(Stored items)
-- Begin --
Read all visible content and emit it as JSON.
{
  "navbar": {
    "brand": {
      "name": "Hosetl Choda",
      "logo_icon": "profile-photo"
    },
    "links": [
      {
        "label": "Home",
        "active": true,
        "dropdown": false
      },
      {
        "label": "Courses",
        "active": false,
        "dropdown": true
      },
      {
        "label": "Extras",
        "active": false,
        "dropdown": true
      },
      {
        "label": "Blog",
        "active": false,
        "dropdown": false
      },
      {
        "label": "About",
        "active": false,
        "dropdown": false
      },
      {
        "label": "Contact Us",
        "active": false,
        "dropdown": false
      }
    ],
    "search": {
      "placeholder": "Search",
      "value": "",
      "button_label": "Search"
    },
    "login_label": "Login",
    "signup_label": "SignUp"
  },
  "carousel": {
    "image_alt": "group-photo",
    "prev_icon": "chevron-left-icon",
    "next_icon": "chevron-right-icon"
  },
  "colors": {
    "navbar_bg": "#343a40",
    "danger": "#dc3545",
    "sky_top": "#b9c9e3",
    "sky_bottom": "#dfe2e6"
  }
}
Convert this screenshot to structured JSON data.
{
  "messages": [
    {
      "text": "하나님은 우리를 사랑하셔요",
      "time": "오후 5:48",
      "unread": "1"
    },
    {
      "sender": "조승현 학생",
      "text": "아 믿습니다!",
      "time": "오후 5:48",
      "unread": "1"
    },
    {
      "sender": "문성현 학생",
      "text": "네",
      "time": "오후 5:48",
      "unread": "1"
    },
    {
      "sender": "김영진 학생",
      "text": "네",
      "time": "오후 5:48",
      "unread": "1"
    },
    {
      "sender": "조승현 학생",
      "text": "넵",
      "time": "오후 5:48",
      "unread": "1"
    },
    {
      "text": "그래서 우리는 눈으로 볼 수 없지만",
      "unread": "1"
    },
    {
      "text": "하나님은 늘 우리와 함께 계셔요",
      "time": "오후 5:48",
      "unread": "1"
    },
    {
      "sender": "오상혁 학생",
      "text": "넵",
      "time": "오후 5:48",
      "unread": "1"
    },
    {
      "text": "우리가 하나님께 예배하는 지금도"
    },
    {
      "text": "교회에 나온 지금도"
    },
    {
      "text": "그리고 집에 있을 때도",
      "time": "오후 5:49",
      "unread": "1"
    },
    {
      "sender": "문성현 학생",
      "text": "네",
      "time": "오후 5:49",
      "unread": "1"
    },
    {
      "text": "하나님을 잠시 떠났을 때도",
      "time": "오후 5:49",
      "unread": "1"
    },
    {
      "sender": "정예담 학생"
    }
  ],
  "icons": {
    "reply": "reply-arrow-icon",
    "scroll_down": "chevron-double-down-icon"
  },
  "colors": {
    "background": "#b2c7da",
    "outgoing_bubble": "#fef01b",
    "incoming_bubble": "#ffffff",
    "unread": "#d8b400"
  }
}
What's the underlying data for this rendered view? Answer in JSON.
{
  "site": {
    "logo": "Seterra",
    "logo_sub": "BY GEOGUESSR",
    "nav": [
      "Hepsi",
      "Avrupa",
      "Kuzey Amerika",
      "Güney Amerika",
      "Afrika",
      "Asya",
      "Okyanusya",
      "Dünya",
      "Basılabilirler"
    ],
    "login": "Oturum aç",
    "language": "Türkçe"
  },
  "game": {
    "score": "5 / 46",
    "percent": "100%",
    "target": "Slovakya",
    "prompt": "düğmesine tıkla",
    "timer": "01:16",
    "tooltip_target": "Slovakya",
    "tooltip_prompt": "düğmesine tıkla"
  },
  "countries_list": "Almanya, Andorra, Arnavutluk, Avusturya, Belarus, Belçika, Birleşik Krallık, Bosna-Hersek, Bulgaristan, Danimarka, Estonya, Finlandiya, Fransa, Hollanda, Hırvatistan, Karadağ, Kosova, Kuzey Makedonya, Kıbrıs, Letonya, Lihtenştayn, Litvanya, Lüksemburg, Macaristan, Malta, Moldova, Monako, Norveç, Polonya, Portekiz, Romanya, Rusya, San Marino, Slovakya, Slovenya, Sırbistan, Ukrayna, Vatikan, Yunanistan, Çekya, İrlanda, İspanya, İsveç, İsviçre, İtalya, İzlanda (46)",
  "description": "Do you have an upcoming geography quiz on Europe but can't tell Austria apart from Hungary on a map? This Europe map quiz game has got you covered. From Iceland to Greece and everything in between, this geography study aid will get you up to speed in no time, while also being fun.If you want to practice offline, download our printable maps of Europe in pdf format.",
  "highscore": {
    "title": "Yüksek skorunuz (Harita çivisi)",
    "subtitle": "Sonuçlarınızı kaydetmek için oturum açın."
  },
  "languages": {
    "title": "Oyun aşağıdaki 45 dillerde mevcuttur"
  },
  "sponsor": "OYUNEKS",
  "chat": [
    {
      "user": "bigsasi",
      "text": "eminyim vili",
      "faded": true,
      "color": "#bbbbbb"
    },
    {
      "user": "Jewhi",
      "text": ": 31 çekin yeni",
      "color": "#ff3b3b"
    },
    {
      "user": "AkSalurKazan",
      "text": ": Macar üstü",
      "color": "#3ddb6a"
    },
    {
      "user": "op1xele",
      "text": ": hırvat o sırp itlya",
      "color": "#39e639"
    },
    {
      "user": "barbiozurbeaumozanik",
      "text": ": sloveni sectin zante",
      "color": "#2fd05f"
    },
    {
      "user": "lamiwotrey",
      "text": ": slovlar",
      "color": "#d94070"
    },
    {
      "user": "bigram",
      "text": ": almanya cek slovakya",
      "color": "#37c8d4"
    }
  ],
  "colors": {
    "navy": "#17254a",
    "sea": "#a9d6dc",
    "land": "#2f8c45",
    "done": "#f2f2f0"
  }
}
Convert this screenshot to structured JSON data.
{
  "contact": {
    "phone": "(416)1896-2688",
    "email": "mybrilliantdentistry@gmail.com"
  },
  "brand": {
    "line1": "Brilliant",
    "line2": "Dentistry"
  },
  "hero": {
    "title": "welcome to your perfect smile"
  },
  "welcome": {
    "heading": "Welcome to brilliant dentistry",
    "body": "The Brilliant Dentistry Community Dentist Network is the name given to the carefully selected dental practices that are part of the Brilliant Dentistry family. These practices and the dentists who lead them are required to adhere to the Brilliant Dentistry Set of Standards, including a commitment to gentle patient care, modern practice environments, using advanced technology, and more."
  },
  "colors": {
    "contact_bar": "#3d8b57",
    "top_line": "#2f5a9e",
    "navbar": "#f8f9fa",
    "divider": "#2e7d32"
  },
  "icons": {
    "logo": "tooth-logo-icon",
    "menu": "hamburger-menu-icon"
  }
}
-- End --
Set problem. Repeat the data precisely, line by line.

Result of this exercise.
Read all visible content and emit it as JSON.
{
  "navbar": {
    "brand": {
      "name": "Hosetl Choda",
      "logo_icon": "profile-photo"
    },
    "links": [
      {
        "label": "Home",
        "active": true,
        "dropdown": false
      },
      {
        "label": "Courses",
        "active": false,
        "dropdown": true
      },
      {
        "label": "Extras",
        "active": false,
        "dropdown": true
      },
      {
        "label": "Blog",
        "active": false,
        "dropdown": false
      },
      {
        "label": "About",
        "active": false,
        "dropdown": false
      },
      {
        "label": "Contact Us",
        "active": false,
        "dropdown": false
      }
    ],
    "search": {
      "placeholder": "Search",
      "value": "",
      "button_label": "Search"
    },
    "login_label": "Login",
    "signup_label": "SignUp"
  },
  "carousel": {
    "image_alt": "group-photo",
    "prev_icon": "chevron-left-icon",
    "next_icon": "chevron-right-icon"
  },
  "colors": {
    "navbar_bg": "#343a40",
    "danger": "#dc3545",
    "sky_top": "#b9c9e3",
    "sky_bottom": "#dfe2e6"
  }
}
Convert this screenshot to structured JSON data.
{
  "messages": [
    {
      "text": "하나님은 우리를 사랑하셔요",
      "time": "오후 5:48",
      "unread": "1"
    },
    {
      "sender": "조승현 학생",
      "text": "아 믿습니다!",
      "time": "오후 5:48",
      "unread": "1"
    },
    {
      "sender": "문성현 학생",
      "text": "네",
      "time": "오후 5:48",
      "unread": "1"
    },
    {
      "sender": "김영진 학생",
      "text": "네",
      "time": "오후 5:48",
      "unread": "1"
    },
    {
      "sender": "조승현 학생",
      "text": "넵",
      "time": "오후 5:48",
      "unread": "1"
    },
    {
      "text": "그래서 우리는 눈으로 볼 수 없지만",
      "unread": "1"
    },
    {
      "text": "하나님은 늘 우리와 함께 계셔요",
      "time": "오후 5:48",
      "unread": "1"
    },
    {
      "sender": "오상혁 학생",
      "text": "넵",
      "time": "오후 5:48",
      "unread": "1"
    },
    {
      "text": "우리가 하나님께 예배하는 지금도"
    },
    {
      "text": "교회에 나온 지금도"
    },
    {
      "text": "그리고 집에 있을 때도",
      "time": "오후 5:49",
      "unread": "1"
    },
    {
      "sender": "문성현 학생",
      "text": "네",
      "time": "오후 5:49",
      "unread": "1"
    },
    {
      "text": "하나님을 잠시 떠났을 때도",
      "time": "오후 5:49",
      "unread": "1"
    },
    {
      "sender": "정예담 학생"
    }
  ],
  "icons": {
    "reply": "reply-arrow-icon",
    "scroll_down": "chevron-double-down-icon"
  },
  "colors": {
    "background": "#b2c7da",
    "outgoing_bubble": "#fef01b",
    "incoming_bubble": "#ffffff",
    "unread": "#d8b400"
  }
}
What's the underlying data for this rendered view? Answer in JSON.
{
  "site": {
    "logo": "Seterra",
    "logo_sub": "BY GEOGUESSR",
    "nav": [
      "Hepsi",
      "Avrupa",
      "Kuzey Amerika",
      "Güney Amerika",
      "Afrika",
      "Asya",
      "Okyanusya",
      "Dünya",
      "Basılabilirler"
    ],
    "login": "Oturum aç",
    "language": "Türkçe"
  },
  "game": {
    "score": "5 / 46",
    "percent": "100%",
    "target": "Slovakya",
    "prompt": "düğmesine tıkla",
    "timer": "01:16",
    "tooltip_target": "Slovakya",
    "tooltip_prompt": "düğmesine tıkla"
  },
  "countries_list": "Almanya, Andorra, Arnavutluk, Avusturya, Belarus, Belçika, Birleşik Krallık, Bosna-Hersek, Bulgaristan, Danimarka, Estonya, Finlandiya, Fransa, Hollanda, Hırvatistan, Karadağ, Kosova, Kuzey Makedonya, Kıbrıs, Letonya, Lihtenştayn, Litvanya, Lüksemburg, Macaristan, Malta, Moldova, Monako, Norveç, Polonya, Portekiz, Romanya, Rusya, San Marino, Slovakya, Slovenya, Sırbistan, Ukrayna, Vatikan, Yunanistan, Çekya, İrlanda, İspanya, İsveç, İsviçre, İtalya, İzlanda (46)",
  "description": "Do you have an upcoming geography quiz on Europe but can't tell Austria apart from Hungary on a map? This Europe map quiz game has got you covered. From Iceland to Greece and everything in between, this geography study aid will get you up to speed in no time, while also being fun.If you want to practice offline, download our printable maps of Europe in pdf format.",
  "highscore": {
    "title": "Yüksek skorunuz (Harita çivisi)",
    "subtitle": "Sonuçlarınızı kaydetmek için oturum açın."
  },
  "languages": {
    "title": "Oyun aşağıdaki 45 dillerde mevcuttur"
  },
  "sponsor": "OYUNEKS",
  "chat": [
    {
      "user": "bigsasi",
      "text": "eminyim vili",
      "faded": true,
      "color": "#bbbbbb"
    },
    {
      "user": "Jewhi",
      "text": ": 31 çekin yeni",
      "color": "#ff3b3b"
    },
    {
      "user": "AkSalurKazan",
      "text": ": Macar üstü",
      "color": "#3ddb6a"
    },
    {
      "user": "op1xele",
      "text": ": hırvat o sırp itlya",
      "color": "#39e639"
    },
    {
      "user": "barbiozurbeaumozanik",
      "text": ": sloveni sectin zante",
      "color": "#2fd05f"
    },
    {
      "user": "lamiwotrey",
      "text": ": slovlar",
      "color": "#d94070"
    },
    {
      "user": "bigram",
      "text": ": almanya cek slovakya",
      "color": "#37c8d4"
    }
  ],
  "colors": {
    "navy": "#17254a",
    "sea": "#a9d6dc",
    "land": "#2f8c45",
    "done": "#f2f2f0"
  }
}
Convert this screenshot to structured JSON data.
{
  "contact": {
    "phone": "(416)1896-2688",
    "email": "mybrilliantdentistry@gmail.com"
  },
  "brand": {
    "line1": "Brilliant",
    "line2": "Dentistry"
  },
  "hero": {
    "title": "welcome to your perfect smile"
  },
  "welcome": {
    "heading": "Welcome to brilliant dentistry",
    "body": "The Brilliant Dentistry Community Dentist Network is the name given to the carefully selected dental practices that are part of the Brilliant Dentistry family. These practices and the dentists who lead them are required to adhere to the Brilliant Dentistry Set of Standards, including a commitment to gentle patient care, modern practice environments, using advanced technology, and more."
  },
  "colors": {
    "contact_bar": "#3d8b57",
    "top_line": "#2f5a9e",
    "navbar": "#f8f9fa",
    "divider": "#2e7d32"
  },
  "icons": {
    "logo": "tooth-logo-icon",
    "menu": "hamburger-menu-icon"
  }
}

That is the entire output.